Directions for this task :: Reproduce every item below word for word, keeping each line as it appears.
::::
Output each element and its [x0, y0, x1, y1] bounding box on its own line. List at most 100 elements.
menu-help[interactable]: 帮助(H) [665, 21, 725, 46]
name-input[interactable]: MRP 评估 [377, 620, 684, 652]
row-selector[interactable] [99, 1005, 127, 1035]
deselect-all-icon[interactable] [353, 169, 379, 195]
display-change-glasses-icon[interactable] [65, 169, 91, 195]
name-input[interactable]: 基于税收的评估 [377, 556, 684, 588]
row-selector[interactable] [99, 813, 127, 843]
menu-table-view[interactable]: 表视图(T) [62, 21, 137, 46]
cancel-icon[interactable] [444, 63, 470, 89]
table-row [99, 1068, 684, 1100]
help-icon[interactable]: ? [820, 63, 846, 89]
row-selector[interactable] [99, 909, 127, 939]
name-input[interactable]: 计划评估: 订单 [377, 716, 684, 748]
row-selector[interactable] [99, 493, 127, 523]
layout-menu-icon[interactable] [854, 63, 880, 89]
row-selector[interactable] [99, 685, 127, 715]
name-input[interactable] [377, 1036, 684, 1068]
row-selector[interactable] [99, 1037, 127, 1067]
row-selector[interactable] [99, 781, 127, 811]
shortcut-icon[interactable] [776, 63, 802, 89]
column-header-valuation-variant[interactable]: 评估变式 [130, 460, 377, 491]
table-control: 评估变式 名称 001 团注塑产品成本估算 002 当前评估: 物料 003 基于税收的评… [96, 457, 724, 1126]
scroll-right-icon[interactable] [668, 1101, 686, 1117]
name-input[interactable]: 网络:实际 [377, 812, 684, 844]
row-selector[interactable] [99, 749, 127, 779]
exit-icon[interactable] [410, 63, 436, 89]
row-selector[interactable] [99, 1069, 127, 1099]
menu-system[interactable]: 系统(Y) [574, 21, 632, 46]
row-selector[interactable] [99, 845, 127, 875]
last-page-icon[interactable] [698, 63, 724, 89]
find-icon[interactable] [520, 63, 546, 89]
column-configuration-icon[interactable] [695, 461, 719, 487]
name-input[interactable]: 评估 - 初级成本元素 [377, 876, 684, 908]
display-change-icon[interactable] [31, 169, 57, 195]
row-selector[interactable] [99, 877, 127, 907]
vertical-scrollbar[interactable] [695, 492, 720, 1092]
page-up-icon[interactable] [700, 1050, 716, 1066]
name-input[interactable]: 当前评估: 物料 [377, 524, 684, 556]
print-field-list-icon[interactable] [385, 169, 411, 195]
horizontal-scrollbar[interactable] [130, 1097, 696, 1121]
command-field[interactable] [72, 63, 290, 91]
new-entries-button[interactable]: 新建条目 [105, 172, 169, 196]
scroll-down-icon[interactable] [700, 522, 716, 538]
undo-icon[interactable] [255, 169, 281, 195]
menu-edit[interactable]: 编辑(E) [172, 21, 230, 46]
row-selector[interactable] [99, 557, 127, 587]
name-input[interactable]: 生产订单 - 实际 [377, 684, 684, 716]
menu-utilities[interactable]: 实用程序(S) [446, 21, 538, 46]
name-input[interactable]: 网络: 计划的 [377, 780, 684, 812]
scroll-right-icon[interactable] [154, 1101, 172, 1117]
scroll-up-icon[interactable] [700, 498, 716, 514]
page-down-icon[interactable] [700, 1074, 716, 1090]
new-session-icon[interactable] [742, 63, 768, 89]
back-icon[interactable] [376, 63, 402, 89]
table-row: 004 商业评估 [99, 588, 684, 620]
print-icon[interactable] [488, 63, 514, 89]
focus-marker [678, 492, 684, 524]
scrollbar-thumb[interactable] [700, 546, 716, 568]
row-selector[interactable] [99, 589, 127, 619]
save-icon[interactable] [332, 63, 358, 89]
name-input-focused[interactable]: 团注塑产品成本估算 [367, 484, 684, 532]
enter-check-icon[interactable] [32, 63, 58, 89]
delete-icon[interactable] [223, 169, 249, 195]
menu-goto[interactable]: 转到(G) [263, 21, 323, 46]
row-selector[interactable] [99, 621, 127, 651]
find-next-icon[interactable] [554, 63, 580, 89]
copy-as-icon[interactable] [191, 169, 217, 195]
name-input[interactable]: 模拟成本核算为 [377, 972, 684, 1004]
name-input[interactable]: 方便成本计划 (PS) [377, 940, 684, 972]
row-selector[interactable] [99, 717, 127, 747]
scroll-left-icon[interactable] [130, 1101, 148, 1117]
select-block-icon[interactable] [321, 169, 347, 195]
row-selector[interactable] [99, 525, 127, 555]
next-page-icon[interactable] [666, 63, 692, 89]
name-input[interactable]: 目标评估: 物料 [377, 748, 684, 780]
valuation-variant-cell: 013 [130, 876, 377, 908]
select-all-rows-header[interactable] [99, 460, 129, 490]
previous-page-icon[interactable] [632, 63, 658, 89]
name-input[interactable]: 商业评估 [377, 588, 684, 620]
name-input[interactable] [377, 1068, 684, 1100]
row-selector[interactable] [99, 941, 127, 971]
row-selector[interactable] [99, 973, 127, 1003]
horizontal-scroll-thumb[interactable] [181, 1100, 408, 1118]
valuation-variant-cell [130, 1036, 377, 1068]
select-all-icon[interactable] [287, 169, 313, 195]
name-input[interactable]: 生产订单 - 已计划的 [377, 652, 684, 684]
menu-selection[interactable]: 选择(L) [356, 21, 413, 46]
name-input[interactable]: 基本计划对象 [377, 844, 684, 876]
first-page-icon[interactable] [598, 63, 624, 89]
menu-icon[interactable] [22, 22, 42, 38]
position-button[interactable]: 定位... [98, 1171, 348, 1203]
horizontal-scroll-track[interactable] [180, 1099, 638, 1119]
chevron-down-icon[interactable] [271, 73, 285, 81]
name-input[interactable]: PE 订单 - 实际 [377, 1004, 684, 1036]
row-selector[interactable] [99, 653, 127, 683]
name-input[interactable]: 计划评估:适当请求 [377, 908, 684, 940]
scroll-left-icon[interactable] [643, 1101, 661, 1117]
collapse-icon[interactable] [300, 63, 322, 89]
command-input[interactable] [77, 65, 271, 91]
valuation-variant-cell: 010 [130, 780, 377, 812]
::::
Correct output ::
Output each element and its [x0, y0, x1, y1] bounding box on its own line. List at most 100 elements.
menu-help[interactable]: 帮助(H) [665, 21, 725, 46]
name-input[interactable]: MRP 评估 [377, 620, 684, 652]
row-selector[interactable] [99, 1005, 127, 1035]
deselect-all-icon[interactable] [353, 169, 379, 195]
display-change-glasses-icon[interactable] [65, 169, 91, 195]
name-input[interactable]: 基于税收的评估 [377, 556, 684, 588]
row-selector[interactable] [99, 813, 127, 843]
menu-table-view[interactable]: 表视图(T) [62, 21, 137, 46]
cancel-icon[interactable] [444, 63, 470, 89]
table-row [99, 1068, 684, 1100]
help-icon[interactable]: ? [820, 63, 846, 89]
row-selector[interactable] [99, 909, 127, 939]
name-input[interactable]: 计划评估: 订单 [377, 716, 684, 748]
row-selector[interactable] [99, 493, 127, 523]
layout-menu-icon[interactable] [854, 63, 880, 89]
row-selector[interactable] [99, 685, 127, 715]
name-input[interactable] [377, 1036, 684, 1068]
row-selector[interactable] [99, 1037, 127, 1067]
row-selector[interactable] [99, 781, 127, 811]
shortcut-icon[interactable] [776, 63, 802, 89]
column-header-valuation-variant[interactable]: 评估变式 [130, 460, 377, 491]
table-control: 评估变式 名称 001 团注塑产品成本估算 002 当前评估: 物料 003 基于税收的评… [96, 457, 724, 1126]
scroll-right-icon[interactable] [668, 1101, 686, 1117]
name-input[interactable]: 网络:实际 [377, 812, 684, 844]
row-selector[interactable] [99, 749, 127, 779]
exit-icon[interactable] [410, 63, 436, 89]
row-selector[interactable] [99, 1069, 127, 1099]
menu-system[interactable]: 系统(Y) [574, 21, 632, 46]
row-selector[interactable] [99, 845, 127, 875]
last-page-icon[interactable] [698, 63, 724, 89]
find-icon[interactable] [520, 63, 546, 89]
column-configuration-icon[interactable] [695, 461, 719, 487]
name-input[interactable]: 评估 - 初级成本元素 [377, 876, 684, 908]
display-change-icon[interactable] [31, 169, 57, 195]
row-selector[interactable] [99, 877, 127, 907]
vertical-scrollbar[interactable] [695, 492, 720, 1092]
page-up-icon[interactable] [700, 1050, 716, 1066]
name-input[interactable]: 当前评估: 物料 [377, 524, 684, 556]
print-field-list-icon[interactable] [385, 169, 411, 195]
horizontal-scrollbar[interactable] [130, 1097, 696, 1121]
command-field[interactable] [72, 63, 290, 91]
new-entries-button[interactable]: 新建条目 [105, 172, 169, 196]
scroll-down-icon[interactable] [700, 522, 716, 538]
undo-icon[interactable] [255, 169, 281, 195]
menu-edit[interactable]: 编辑(E) [172, 21, 230, 46]
row-selector[interactable] [99, 557, 127, 587]
name-input[interactable]: 生产订单 - 实际 [377, 684, 684, 716]
menu-utilities[interactable]: 实用程序(S) [446, 21, 538, 46]
name-input[interactable]: 网络: 计划的 [377, 780, 684, 812]
scroll-right-icon[interactable] [154, 1101, 172, 1117]
scroll-up-icon[interactable] [700, 498, 716, 514]
page-down-icon[interactable] [700, 1074, 716, 1090]
new-session-icon[interactable] [742, 63, 768, 89]
back-icon[interactable] [376, 63, 402, 89]
table-row: 004 商业评估 [99, 588, 684, 620]
print-icon[interactable] [488, 63, 514, 89]
focus-marker [678, 492, 684, 524]
scrollbar-thumb[interactable] [700, 546, 716, 568]
row-selector[interactable] [99, 589, 127, 619]
save-icon[interactable] [332, 63, 358, 89]
name-input-focused[interactable]: 团注塑产品成本估算 [367, 484, 684, 532]
enter-check-icon[interactable] [32, 63, 58, 89]
delete-icon[interactable] [223, 169, 249, 195]
menu-goto[interactable]: 转到(G) [263, 21, 323, 46]
row-selector[interactable] [99, 621, 127, 651]
find-next-icon[interactable] [554, 63, 580, 89]
copy-as-icon[interactable] [191, 169, 217, 195]
name-input[interactable]: 模拟成本核算为 [377, 972, 684, 1004]
name-input[interactable]: 方便成本计划 (PS) [377, 940, 684, 972]
row-selector[interactable] [99, 717, 127, 747]
scroll-left-icon[interactable] [130, 1101, 148, 1117]
select-block-icon[interactable] [321, 169, 347, 195]
row-selector[interactable] [99, 525, 127, 555]
next-page-icon[interactable] [666, 63, 692, 89]
name-input[interactable]: 目标评估: 物料 [377, 748, 684, 780]
valuation-variant-cell: 013 [130, 876, 377, 908]
select-all-rows-header[interactable] [99, 460, 129, 490]
previous-page-icon[interactable] [632, 63, 658, 89]
name-input[interactable]: 商业评估 [377, 588, 684, 620]
name-input[interactable] [377, 1068, 684, 1100]
row-selector[interactable] [99, 941, 127, 971]
row-selector[interactable] [99, 973, 127, 1003]
horizontal-scroll-thumb[interactable] [181, 1100, 408, 1118]
valuation-variant-cell [130, 1036, 377, 1068]
select-all-icon[interactable] [287, 169, 313, 195]
name-input[interactable]: 生产订单 - 已计划的 [377, 652, 684, 684]
menu-selection[interactable]: 选择(L) [356, 21, 413, 46]
name-input[interactable]: 基本计划对象 [377, 844, 684, 876]
first-page-icon[interactable] [598, 63, 624, 89]
menu-icon[interactable] [22, 22, 42, 38]
position-button[interactable]: 定位... [98, 1171, 348, 1203]
horizontal-scroll-track[interactable] [180, 1099, 638, 1119]
chevron-down-icon[interactable] [271, 73, 285, 81]
name-input[interactable]: PE 订单 - 实际 [377, 1004, 684, 1036]
row-selector[interactable] [99, 653, 127, 683]
name-input[interactable]: 计划评估:适当请求 [377, 908, 684, 940]
scroll-left-icon[interactable] [643, 1101, 661, 1117]
collapse-icon[interactable] [300, 63, 322, 89]
command-input[interactable] [77, 65, 271, 91]
valuation-variant-cell: 010 [130, 780, 377, 812]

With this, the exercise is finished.